- Problem: Transcribe, word for word, every record in the data below.

- Dataset:
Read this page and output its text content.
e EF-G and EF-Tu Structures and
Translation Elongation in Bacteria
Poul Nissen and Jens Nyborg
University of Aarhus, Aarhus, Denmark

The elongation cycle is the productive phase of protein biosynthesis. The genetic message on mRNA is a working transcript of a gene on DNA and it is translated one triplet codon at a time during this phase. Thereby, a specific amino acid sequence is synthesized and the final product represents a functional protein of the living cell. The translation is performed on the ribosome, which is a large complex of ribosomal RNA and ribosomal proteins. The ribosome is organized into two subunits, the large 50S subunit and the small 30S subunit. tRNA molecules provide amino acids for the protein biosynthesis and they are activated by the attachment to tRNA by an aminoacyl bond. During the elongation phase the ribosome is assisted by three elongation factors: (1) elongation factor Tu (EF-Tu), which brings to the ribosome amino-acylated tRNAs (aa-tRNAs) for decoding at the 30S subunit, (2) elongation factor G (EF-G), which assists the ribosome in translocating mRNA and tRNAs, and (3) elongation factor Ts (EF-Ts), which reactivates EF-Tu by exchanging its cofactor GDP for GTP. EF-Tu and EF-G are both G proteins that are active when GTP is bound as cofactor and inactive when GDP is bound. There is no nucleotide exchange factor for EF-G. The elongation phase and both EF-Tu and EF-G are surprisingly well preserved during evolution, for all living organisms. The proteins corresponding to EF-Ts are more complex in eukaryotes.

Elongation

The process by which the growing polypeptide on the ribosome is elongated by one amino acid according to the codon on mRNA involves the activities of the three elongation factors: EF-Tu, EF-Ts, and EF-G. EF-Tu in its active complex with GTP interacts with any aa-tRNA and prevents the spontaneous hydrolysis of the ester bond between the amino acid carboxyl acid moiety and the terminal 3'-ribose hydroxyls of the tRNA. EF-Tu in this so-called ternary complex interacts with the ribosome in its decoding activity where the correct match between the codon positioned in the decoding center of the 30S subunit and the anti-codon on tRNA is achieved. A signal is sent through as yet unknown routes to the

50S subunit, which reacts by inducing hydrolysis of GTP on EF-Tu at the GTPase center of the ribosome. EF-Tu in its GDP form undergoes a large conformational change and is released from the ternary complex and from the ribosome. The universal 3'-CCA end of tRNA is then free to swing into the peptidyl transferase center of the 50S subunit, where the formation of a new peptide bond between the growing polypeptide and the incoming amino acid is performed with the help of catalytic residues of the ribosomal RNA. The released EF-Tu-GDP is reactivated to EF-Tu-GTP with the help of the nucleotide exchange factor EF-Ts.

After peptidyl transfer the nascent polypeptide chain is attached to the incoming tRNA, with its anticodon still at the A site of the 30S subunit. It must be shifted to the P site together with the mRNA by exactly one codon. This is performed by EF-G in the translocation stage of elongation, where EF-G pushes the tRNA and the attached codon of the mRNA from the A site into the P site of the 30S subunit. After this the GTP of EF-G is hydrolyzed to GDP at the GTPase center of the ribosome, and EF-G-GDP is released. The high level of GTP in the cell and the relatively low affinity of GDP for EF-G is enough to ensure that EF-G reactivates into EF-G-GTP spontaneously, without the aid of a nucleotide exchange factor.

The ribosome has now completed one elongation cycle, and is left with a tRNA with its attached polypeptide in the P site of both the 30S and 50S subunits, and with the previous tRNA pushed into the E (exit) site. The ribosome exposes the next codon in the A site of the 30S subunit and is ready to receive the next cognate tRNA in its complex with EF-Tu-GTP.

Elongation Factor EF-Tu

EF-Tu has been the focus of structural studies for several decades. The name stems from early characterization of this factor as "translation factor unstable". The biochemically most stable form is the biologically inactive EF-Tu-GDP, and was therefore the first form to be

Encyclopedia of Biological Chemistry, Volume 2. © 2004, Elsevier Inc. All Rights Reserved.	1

- Solution:
Read this page and output its text content.
e EF-G and EF-Tu Structures and
Translation Elongation in Bacteria
Poul Nissen and Jens Nyborg
University of Aarhus, Aarhus, Denmark

The elongation cycle is the productive phase of protein biosynthesis. The genetic message on mRNA is a working transcript of a gene on DNA and it is translated one triplet codon at a time during this phase. Thereby, a specific amino acid sequence is synthesized and the final product represents a functional protein of the living cell. The translation is performed on the ribosome, which is a large complex of ribosomal RNA and ribosomal proteins. The ribosome is organized into two subunits, the large 50S subunit and the small 30S subunit. tRNA molecules provide amino acids for the protein biosynthesis and they are activated by the attachment to tRNA by an aminoacyl bond. During the elongation phase the ribosome is assisted by three elongation factors: (1) elongation factor Tu (EF-Tu), which brings to the ribosome amino-acylated tRNAs (aa-tRNAs) for decoding at the 30S subunit, (2) elongation factor G (EF-G), which assists the ribosome in translocating mRNA and tRNAs, and (3) elongation factor Ts (EF-Ts), which reactivates EF-Tu by exchanging its cofactor GDP for GTP. EF-Tu and EF-G are both G proteins that are active when GTP is bound as cofactor and inactive when GDP is bound. There is no nucleotide exchange factor for EF-G. The elongation phase and both EF-Tu and EF-G are surprisingly well preserved during evolution, for all living organisms. The proteins corresponding to EF-Ts are more complex in eukaryotes.

Elongation

The process by which the growing polypeptide on the ribosome is elongated by one amino acid according to the codon on mRNA involves the activities of the three elongation factors: EF-Tu, EF-Ts, and EF-G. EF-Tu in its active complex with GTP interacts with any aa-tRNA and prevents the spontaneous hydrolysis of the ester bond between the amino acid carboxyl acid moiety and the terminal 3'-ribose hydroxyls of the tRNA. EF-Tu in this so-called ternary complex interacts with the ribosome in its decoding activity where the correct match between the codon positioned in the decoding center of the 30S subunit and the anti-codon on tRNA is achieved. A signal is sent through as yet unknown routes to the

50S subunit, which reacts by inducing hydrolysis of GTP on EF-Tu at the GTPase center of the ribosome. EF-Tu in its GDP form undergoes a large conformational change and is released from the ternary complex and from the ribosome. The universal 3'-CCA end of tRNA is then free to swing into the peptidyl transferase center of the 50S subunit, where the formation of a new peptide bond between the growing polypeptide and the incoming amino acid is performed with the help of catalytic residues of the ribosomal RNA. The released EF-Tu-GDP is reactivated to EF-Tu-GTP with the help of the nucleotide exchange factor EF-Ts.

After peptidyl transfer the nascent polypeptide chain is attached to the incoming tRNA, with its anticodon still at the A site of the 30S subunit. It must be shifted to the P site together with the mRNA by exactly one codon. This is performed by EF-G in the translocation stage of elongation, where EF-G pushes the tRNA and the attached codon of the mRNA from the A site into the P site of the 30S subunit. After this the GTP of EF-G is hydrolyzed to GDP at the GTPase center of the ribosome, and EF-G-GDP is released. The high level of GTP in the cell and the relatively low affinity of GDP for EF-G is enough to ensure that EF-G reactivates into EF-G-GTP spontaneously, without the aid of a nucleotide exchange factor.

The ribosome has now completed one elongation cycle, and is left with a tRNA with its attached polypeptide in the P site of both the 30S and 50S subunits, and with the previous tRNA pushed into the E (exit) site. The ribosome exposes the next codon in the A site of the 30S subunit and is ready to receive the next cognate tRNA in its complex with EF-Tu-GTP.

Elongation Factor EF-Tu

EF-Tu has been the focus of structural studies for several decades. The name stems from early characterization of this factor as "translation factor unstable". The biochemically most stable form is the biologically inactive EF-Tu-GDP, and was therefore the first form to be

Encyclopedia of Biological Chemistry, Volume 2. © 2004, Elsevier Inc. All Rights Reserved.	1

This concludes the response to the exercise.